--- START ---

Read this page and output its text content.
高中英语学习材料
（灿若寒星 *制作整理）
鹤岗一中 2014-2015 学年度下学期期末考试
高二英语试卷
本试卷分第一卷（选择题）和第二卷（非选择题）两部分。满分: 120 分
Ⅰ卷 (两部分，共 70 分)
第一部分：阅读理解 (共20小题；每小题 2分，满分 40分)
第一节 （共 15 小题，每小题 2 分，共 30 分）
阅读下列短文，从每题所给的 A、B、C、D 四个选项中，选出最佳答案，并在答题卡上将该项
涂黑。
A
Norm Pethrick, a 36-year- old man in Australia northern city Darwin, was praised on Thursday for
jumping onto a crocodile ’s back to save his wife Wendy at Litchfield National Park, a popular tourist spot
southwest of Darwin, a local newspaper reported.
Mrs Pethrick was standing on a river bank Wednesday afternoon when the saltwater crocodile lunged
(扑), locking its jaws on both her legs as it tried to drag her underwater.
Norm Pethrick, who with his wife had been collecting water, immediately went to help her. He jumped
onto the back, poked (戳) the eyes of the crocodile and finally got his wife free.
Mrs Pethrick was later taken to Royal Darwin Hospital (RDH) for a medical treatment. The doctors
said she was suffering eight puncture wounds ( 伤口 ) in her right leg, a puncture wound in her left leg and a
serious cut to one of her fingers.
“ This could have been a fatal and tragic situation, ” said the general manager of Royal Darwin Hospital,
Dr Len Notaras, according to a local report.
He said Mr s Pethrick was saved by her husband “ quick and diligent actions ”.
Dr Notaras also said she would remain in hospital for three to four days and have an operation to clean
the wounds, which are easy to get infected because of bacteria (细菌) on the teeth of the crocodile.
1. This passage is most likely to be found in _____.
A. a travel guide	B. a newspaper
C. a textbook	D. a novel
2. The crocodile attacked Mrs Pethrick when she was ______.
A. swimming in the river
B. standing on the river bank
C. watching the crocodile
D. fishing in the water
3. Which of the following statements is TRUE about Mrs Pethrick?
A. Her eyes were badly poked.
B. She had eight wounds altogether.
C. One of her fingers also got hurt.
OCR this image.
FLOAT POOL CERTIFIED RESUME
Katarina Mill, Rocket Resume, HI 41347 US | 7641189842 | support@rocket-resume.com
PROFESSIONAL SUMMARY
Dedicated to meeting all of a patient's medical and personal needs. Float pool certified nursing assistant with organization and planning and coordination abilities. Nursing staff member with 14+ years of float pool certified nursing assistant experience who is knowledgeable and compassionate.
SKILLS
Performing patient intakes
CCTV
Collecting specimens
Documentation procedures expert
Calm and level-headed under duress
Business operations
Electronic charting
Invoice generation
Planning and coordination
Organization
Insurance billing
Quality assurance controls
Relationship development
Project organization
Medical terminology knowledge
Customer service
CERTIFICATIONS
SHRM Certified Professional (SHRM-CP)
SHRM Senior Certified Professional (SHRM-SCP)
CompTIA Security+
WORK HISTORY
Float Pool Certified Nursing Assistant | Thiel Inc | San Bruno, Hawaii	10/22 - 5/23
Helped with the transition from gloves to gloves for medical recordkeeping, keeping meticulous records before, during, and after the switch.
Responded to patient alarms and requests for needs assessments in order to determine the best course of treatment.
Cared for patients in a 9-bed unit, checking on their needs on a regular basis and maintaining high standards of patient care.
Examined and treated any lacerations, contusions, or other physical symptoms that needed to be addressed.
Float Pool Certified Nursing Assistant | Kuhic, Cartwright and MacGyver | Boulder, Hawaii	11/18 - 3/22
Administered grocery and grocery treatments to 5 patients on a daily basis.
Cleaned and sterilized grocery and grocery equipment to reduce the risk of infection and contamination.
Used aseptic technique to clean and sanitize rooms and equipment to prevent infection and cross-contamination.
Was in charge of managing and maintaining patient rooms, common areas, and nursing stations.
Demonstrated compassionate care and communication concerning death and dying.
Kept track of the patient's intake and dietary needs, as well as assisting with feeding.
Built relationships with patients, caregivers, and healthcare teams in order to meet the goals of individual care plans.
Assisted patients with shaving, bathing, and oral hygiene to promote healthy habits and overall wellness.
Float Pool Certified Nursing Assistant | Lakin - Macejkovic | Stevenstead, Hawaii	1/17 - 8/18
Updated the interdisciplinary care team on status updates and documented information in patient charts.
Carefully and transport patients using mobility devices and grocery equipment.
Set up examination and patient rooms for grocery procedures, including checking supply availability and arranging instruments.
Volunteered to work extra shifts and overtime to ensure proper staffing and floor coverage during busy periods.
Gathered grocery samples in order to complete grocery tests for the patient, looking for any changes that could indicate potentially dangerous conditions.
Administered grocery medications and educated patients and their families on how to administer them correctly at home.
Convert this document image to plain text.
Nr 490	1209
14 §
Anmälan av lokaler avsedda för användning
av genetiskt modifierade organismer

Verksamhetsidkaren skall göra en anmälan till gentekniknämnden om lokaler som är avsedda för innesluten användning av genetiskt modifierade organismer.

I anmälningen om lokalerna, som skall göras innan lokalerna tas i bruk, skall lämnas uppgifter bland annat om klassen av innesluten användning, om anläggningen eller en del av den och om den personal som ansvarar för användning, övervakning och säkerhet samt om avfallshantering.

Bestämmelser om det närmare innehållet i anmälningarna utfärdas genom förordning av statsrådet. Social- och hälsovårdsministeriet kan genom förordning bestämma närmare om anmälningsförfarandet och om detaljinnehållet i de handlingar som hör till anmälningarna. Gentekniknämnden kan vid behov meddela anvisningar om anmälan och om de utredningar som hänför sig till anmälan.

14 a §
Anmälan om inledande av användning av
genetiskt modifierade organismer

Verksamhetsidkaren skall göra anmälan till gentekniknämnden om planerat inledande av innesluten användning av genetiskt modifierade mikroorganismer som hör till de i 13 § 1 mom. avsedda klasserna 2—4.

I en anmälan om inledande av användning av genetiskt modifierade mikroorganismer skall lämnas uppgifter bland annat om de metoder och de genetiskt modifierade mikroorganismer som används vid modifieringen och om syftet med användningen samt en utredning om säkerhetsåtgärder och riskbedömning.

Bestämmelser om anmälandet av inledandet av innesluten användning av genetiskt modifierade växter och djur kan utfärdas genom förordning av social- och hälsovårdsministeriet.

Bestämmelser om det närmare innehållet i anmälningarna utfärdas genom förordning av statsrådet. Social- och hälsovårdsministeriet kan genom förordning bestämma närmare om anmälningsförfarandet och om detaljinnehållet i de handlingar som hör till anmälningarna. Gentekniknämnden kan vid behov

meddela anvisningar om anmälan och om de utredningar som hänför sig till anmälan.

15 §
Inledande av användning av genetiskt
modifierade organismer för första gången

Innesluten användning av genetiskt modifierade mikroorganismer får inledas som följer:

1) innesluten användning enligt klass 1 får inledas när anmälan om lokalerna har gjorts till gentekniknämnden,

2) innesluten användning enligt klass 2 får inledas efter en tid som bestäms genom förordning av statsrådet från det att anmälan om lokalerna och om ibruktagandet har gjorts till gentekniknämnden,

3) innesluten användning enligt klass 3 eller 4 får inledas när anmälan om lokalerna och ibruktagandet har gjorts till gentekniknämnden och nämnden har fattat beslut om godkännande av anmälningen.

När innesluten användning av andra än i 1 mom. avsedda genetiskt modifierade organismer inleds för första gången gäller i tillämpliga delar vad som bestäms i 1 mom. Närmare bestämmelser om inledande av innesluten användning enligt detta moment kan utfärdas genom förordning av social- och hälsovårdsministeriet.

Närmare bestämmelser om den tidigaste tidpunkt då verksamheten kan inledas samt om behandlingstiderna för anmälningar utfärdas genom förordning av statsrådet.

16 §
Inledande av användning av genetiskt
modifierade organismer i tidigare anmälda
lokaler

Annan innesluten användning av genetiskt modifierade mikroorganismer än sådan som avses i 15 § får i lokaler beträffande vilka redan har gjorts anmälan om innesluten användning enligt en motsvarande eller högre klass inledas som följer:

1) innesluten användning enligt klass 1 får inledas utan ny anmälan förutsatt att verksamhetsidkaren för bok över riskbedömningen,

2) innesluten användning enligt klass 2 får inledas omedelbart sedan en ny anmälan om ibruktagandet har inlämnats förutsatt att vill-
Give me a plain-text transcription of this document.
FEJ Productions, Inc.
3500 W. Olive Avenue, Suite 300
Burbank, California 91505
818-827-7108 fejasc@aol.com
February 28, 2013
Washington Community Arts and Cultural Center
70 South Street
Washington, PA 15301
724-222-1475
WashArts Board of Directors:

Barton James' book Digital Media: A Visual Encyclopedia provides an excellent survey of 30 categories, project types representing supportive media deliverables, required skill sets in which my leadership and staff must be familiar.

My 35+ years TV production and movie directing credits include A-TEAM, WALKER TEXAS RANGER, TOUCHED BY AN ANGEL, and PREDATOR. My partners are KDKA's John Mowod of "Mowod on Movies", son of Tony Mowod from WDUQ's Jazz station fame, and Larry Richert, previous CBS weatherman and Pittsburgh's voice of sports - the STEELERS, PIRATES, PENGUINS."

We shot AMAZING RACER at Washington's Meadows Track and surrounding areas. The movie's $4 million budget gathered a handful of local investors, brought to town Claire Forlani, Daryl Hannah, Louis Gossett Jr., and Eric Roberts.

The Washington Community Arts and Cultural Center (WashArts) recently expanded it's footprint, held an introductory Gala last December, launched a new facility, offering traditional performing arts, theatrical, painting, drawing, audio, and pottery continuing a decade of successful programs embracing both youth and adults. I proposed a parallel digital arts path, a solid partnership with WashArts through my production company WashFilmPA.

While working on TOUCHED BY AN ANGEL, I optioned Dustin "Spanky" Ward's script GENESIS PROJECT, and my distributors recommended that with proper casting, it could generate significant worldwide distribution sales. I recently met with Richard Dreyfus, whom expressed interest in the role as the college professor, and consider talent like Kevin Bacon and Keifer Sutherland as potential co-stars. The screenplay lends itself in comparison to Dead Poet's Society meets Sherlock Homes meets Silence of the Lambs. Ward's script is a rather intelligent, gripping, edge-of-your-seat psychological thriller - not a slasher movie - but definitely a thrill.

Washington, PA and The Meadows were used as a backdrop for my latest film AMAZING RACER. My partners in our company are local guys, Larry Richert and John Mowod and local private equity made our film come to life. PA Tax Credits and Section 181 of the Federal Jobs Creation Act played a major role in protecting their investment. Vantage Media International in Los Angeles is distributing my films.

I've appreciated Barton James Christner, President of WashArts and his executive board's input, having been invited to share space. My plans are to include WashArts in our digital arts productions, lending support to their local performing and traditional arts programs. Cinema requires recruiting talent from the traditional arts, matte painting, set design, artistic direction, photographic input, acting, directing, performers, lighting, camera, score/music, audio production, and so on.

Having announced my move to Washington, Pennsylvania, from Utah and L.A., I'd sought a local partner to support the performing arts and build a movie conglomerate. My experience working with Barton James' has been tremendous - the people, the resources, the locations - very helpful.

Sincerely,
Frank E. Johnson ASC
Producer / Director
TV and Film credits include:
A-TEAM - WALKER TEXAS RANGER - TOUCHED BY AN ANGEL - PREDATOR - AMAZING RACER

--- END ---

REQUIRED ACTION: Those lines above that contain the string "standing" should be returned.

THE COMPLETED TASK:
Mrs Pethrick was standing on a river bank Wednesday afternoon when the saltwater crocodile lunged
B. standing on the river bank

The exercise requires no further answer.